**Task prompt**
Reproduce verbatim the lines of the items below, starting at the line that contains "trim-end-handle[interactable] <box>648 448" and ending at the line that contains "List all visible", with both of those lines included.

**Stored rows**
^^^^^^^^^^^^^^^^
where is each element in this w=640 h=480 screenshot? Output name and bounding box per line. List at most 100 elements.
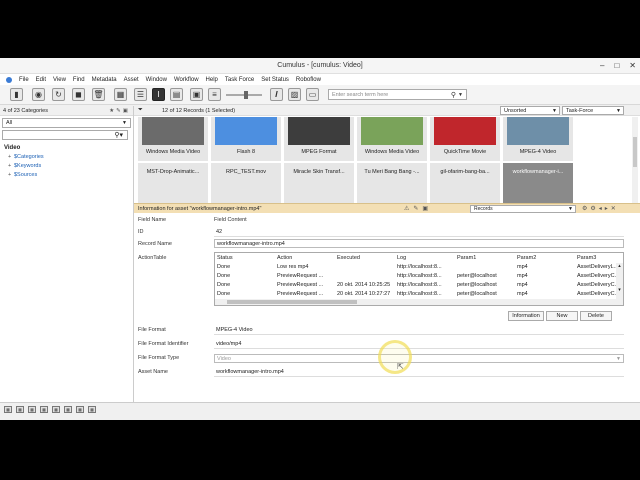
tree-item-keywords[interactable]: $Keywords bbox=[4, 162, 133, 171]
minimize-icon[interactable]: – bbox=[600, 61, 604, 70]
table-row[interactable]: Done PreviewRequest ... 20 okt. 2014 10:27… bbox=[215, 290, 623, 299]
italic-icon[interactable]: 𝑰 bbox=[270, 88, 283, 101]
menu-task-force[interactable]: Task Force bbox=[225, 77, 254, 83]
thumbnail-cell[interactable]: gil-ofarim-bang-ba... bbox=[430, 163, 500, 203]
status-view-icon[interactable]: ▦ bbox=[28, 406, 36, 413]
new-button[interactable]: New bbox=[546, 311, 578, 321]
table-row[interactable]: Done Low res mp4 http://localhost:8... mp4 A… bbox=[215, 263, 623, 272]
chevron-down-icon[interactable]: ▼ bbox=[458, 92, 463, 98]
close-icon[interactable]: ✕ bbox=[629, 61, 636, 70]
record-icon[interactable]: ◉ bbox=[32, 88, 45, 101]
menu-roboflow[interactable]: Roboflow bbox=[296, 77, 321, 83]
menu-metadata[interactable]: Metadata bbox=[92, 77, 117, 83]
list-view-icon[interactable]: ☰ bbox=[134, 88, 147, 101]
grid-scrollbar[interactable] bbox=[632, 117, 638, 203]
tree-item-sources[interactable]: $Sources bbox=[4, 171, 133, 180]
thumbnail-view-icon[interactable]: ▦ bbox=[114, 88, 127, 101]
thumbnail-cell[interactable]: Tu Meri Bang Bang -... bbox=[357, 163, 427, 203]
search-input[interactable]: Enter search term here ⚲ ▼ bbox=[328, 89, 467, 100]
hscroll-knob[interactable] bbox=[227, 300, 357, 304]
catalog-icon[interactable]: ▮ bbox=[10, 88, 23, 101]
information-bar: Information for asset "workflowmanager-i… bbox=[134, 203, 640, 213]
menu-file[interactable]: File bbox=[19, 77, 29, 83]
table-cell: peter@localhost bbox=[457, 291, 497, 297]
preview-view-icon[interactable]: ▣ bbox=[190, 88, 203, 101]
menu-view[interactable]: View bbox=[53, 77, 66, 83]
slider-knob[interactable] bbox=[244, 91, 248, 99]
thumbnail-cell[interactable]: Flash 8 bbox=[211, 117, 281, 161]
file-format-type-select[interactable]: Video ▼ bbox=[214, 354, 624, 363]
maximize-icon[interactable]: □ bbox=[614, 61, 619, 70]
col-param3[interactable]: Param3 bbox=[577, 255, 617, 261]
menu-find[interactable]: Find bbox=[73, 77, 85, 83]
status-view-icon[interactable]: ▦ bbox=[52, 406, 60, 413]
refresh-icon[interactable]: ↻ bbox=[52, 88, 65, 101]
col-action[interactable]: Action bbox=[277, 255, 335, 261]
table-cell: peter@localhost bbox=[457, 282, 497, 288]
thumbnail-cell[interactable]: workflowmanager-i... bbox=[503, 163, 573, 203]
action-table-vscroll[interactable]: ▴ ▾ bbox=[616, 263, 623, 305]
thumbnail-image bbox=[215, 117, 277, 145]
filter-icon[interactable]: ⏷ bbox=[138, 107, 143, 114]
menu-asset[interactable]: Asset bbox=[124, 77, 139, 83]
action-table-hscroll[interactable] bbox=[215, 299, 617, 305]
table-row[interactable]: Done PreviewRequest ... http://localhost:8… bbox=[215, 272, 623, 281]
information-icons[interactable]: ⚠✎▣ bbox=[404, 205, 432, 212]
status-view-icon[interactable]: ▦ bbox=[40, 406, 48, 413]
sort-select[interactable]: Unsorted ▼ bbox=[500, 106, 560, 115]
stop-icon[interactable]: ◼ bbox=[72, 88, 85, 101]
thumbnail-cell[interactable]: RPC_TEST.mov bbox=[211, 163, 281, 203]
col-status[interactable]: Status bbox=[217, 255, 275, 261]
status-view-icon[interactable]: ▦ bbox=[16, 406, 24, 413]
category-filter-select[interactable]: All ▼ bbox=[2, 118, 131, 128]
action-table-header: Status Action Executed Log Param1 Param2… bbox=[215, 254, 623, 263]
text-view-icon[interactable]: ≡ bbox=[208, 88, 221, 101]
collection-select[interactable]: Task-Force ▼ bbox=[562, 106, 624, 115]
info-view-icon[interactable]: I bbox=[152, 88, 165, 101]
category-pane-icons[interactable]: ★✎▣ bbox=[109, 108, 130, 114]
search-icon[interactable]: ⚲▾ bbox=[114, 131, 123, 139]
menu-help[interactable]: Help bbox=[206, 77, 218, 83]
thumbnail-image bbox=[507, 117, 569, 145]
scroll-knob[interactable] bbox=[633, 137, 637, 167]
thumbnail-caption: workflowmanager-i... bbox=[512, 169, 564, 175]
table-cell: http://localhost:8... bbox=[397, 282, 442, 288]
table-cell: PreviewRequest ... bbox=[277, 282, 324, 288]
status-view-icon[interactable]: ▦ bbox=[88, 406, 96, 413]
table-cell: AssetDeliveryC... bbox=[577, 273, 617, 279]
col-param2[interactable]: Param2 bbox=[517, 255, 575, 261]
information-button[interactable]: Information bbox=[508, 311, 544, 321]
record-name-field[interactable]: workflowmanager-intro.mp4 bbox=[214, 239, 624, 248]
status-view-icon[interactable]: ▦ bbox=[64, 406, 72, 413]
image-icon[interactable]: ▨ bbox=[288, 88, 301, 101]
thumbnail-cell[interactable]: MST-Drop-Animatic... bbox=[138, 163, 208, 203]
table-row[interactable]: Done PreviewRequest ... 20 okt. 2014 10:25… bbox=[215, 281, 623, 290]
menu-edit[interactable]: Edit bbox=[36, 77, 46, 83]
status-view-icon[interactable]: ▦ bbox=[4, 406, 12, 413]
table-cell: 20 okt. 2014 10:27:27 bbox=[337, 291, 391, 297]
thumbnail-cell[interactable]: Miracle Skin Transf... bbox=[284, 163, 354, 203]
col-log[interactable]: Log bbox=[397, 255, 455, 261]
thumbnail-cell[interactable]: QuickTime Movie bbox=[430, 117, 500, 161]
details-view-icon[interactable]: ▤ bbox=[170, 88, 183, 101]
monitor-icon[interactable]: ▭ bbox=[306, 88, 319, 101]
col-executed[interactable]: Executed bbox=[337, 255, 395, 261]
delete-button[interactable]: Delete bbox=[580, 311, 612, 321]
thumbnail-cell[interactable]: Windows Media Video bbox=[138, 117, 208, 161]
thumbnail-cell[interactable]: Windows Media Video bbox=[357, 117, 427, 161]
table-cell: http://localhost:8... bbox=[397, 264, 442, 270]
menu-workflow[interactable]: Workflow bbox=[174, 77, 199, 83]
information-right-icons[interactable]: ⚙⚙◂▸✕ bbox=[582, 205, 619, 212]
menu-window[interactable]: Window bbox=[146, 77, 167, 83]
trash-icon[interactable]: 🗑 bbox=[92, 88, 105, 101]
view-select[interactable]: Records ▼ bbox=[470, 205, 576, 213]
thumbnail-cell[interactable]: MPEG Format bbox=[284, 117, 354, 161]
col-param1[interactable]: Param1 bbox=[457, 255, 515, 261]
thumbnail-cell[interactable]: MPEG-4 Video bbox=[503, 117, 573, 161]
menu-set-status[interactable]: Set Status bbox=[261, 77, 289, 83]
search-icon[interactable]: ⚲ bbox=[451, 91, 456, 99]
status-view-icon[interactable]: ▦ bbox=[76, 406, 84, 413]
tree-root-video[interactable]: Video bbox=[4, 144, 133, 153]
category-search-input[interactable]: ⚲▾ bbox=[2, 130, 128, 140]
tree-item-categories[interactable]: $Categories bbox=[4, 153, 133, 162]
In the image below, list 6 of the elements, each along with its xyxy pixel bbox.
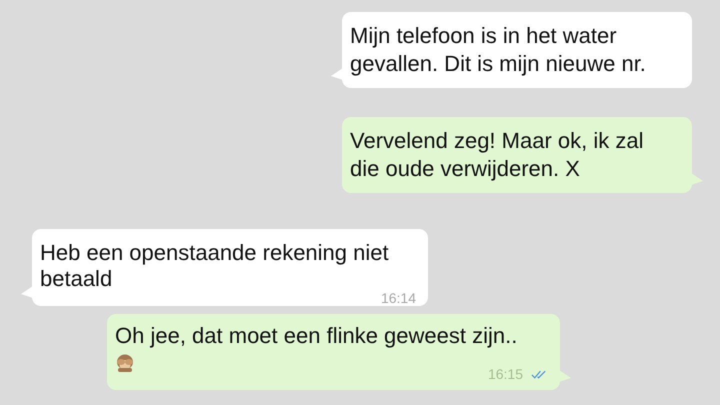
message-time: 16:14: [380, 292, 416, 304]
message-time: 16:15: [488, 366, 523, 382]
message-text: Mijn telefoon is in het water gevallen. Dit is mijn nieuwe nr.: [350, 22, 647, 78]
message-text: Vervelend zeg! Maar ok, ik zal die oude verwijderen. X: [350, 127, 644, 183]
message-text: Heb een openstaande rekening niet betaald: [40, 240, 390, 292]
message-text: Oh jee, dat moet een flinke geweest zijn..: [115, 322, 518, 350]
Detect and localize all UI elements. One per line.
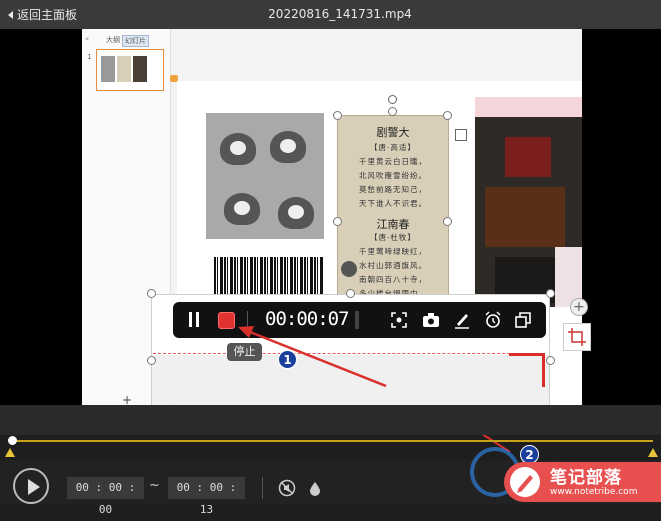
trim-end-handle[interactable] <box>648 448 658 457</box>
divider <box>262 477 263 499</box>
brand-logo: 笔记部落 www.notetribe.com <box>504 462 661 502</box>
mute-icon <box>278 479 296 497</box>
brand-name: 笔记部落 <box>550 468 622 488</box>
step-badge-1: 1 <box>278 350 297 369</box>
timeline[interactable] <box>0 405 661 435</box>
time-range-separator: ~ <box>149 478 160 493</box>
trim-start-handle[interactable] <box>5 448 15 457</box>
droplet-icon <box>310 482 320 496</box>
playhead[interactable] <box>8 436 17 445</box>
play-button[interactable] <box>13 468 49 504</box>
volume-button[interactable] <box>309 480 321 496</box>
end-time-field[interactable]: 00 : 00 : 13 <box>168 477 245 516</box>
timeline-track[interactable] <box>12 440 653 442</box>
mute-button[interactable] <box>278 479 296 497</box>
pen-logo-icon <box>510 467 540 497</box>
start-time-field[interactable]: 00 : 00 : 00 <box>67 477 144 516</box>
brand-url: www.notetribe.com <box>550 487 638 497</box>
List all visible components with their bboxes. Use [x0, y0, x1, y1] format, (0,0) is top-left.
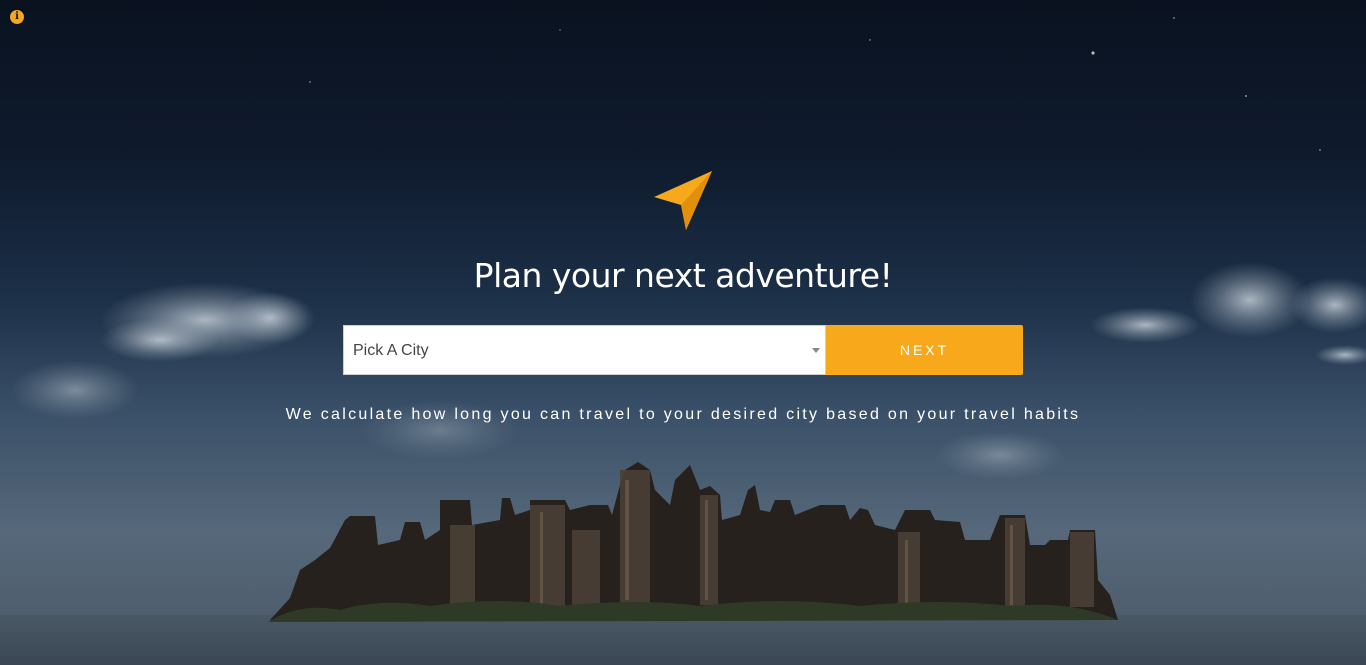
tagline: We calculate how long you can travel to …	[285, 406, 1081, 423]
city-select-value: Pick A City	[353, 342, 429, 359]
page-title: Plan your next adventure!	[473, 256, 893, 295]
city-select-dropdown[interactable]: Pick A City	[343, 325, 826, 375]
paper-plane-icon	[654, 171, 712, 230]
city-search-form: Pick A City NEXT	[343, 325, 1023, 375]
next-button[interactable]: NEXT	[826, 325, 1023, 375]
chevron-down-icon	[812, 348, 820, 353]
hero-section: Plan your next adventure! Pick A City NE…	[0, 0, 1366, 665]
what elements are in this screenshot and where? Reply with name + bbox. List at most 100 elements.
^^^^^^^^^^^^^^^^
**Response to the exercise**
trim-end-handle[interactable] <box>648 448 658 457</box>
divider <box>262 477 263 499</box>
brand-logo: 笔记部落 www.notetribe.com <box>504 462 661 502</box>
mute-icon <box>278 479 296 497</box>
brand-name: 笔记部落 <box>550 468 622 488</box>
step-badge-1: 1 <box>278 350 297 369</box>
timeline[interactable] <box>0 405 661 435</box>
time-range-separator: ~ <box>149 478 160 493</box>
trim-start-handle[interactable] <box>5 448 15 457</box>
droplet-icon <box>310 482 320 496</box>
playhead[interactable] <box>8 436 17 445</box>
play-button[interactable] <box>13 468 49 504</box>
volume-button[interactable] <box>309 480 321 496</box>
end-time-field[interactable]: 00 : 00 : 13 <box>168 477 245 516</box>
timeline-track[interactable] <box>12 440 653 442</box>
mute-button[interactable] <box>278 479 296 497</box>
pen-logo-icon <box>510 467 540 497</box>
start-time-field[interactable]: 00 : 00 : 00 <box>67 477 144 516</box>
brand-url: www.notetribe.com <box>550 487 638 497</box>
List all visible components with their bboxes. Use [x0, y0, x1, y1] format, (0,0) is top-left.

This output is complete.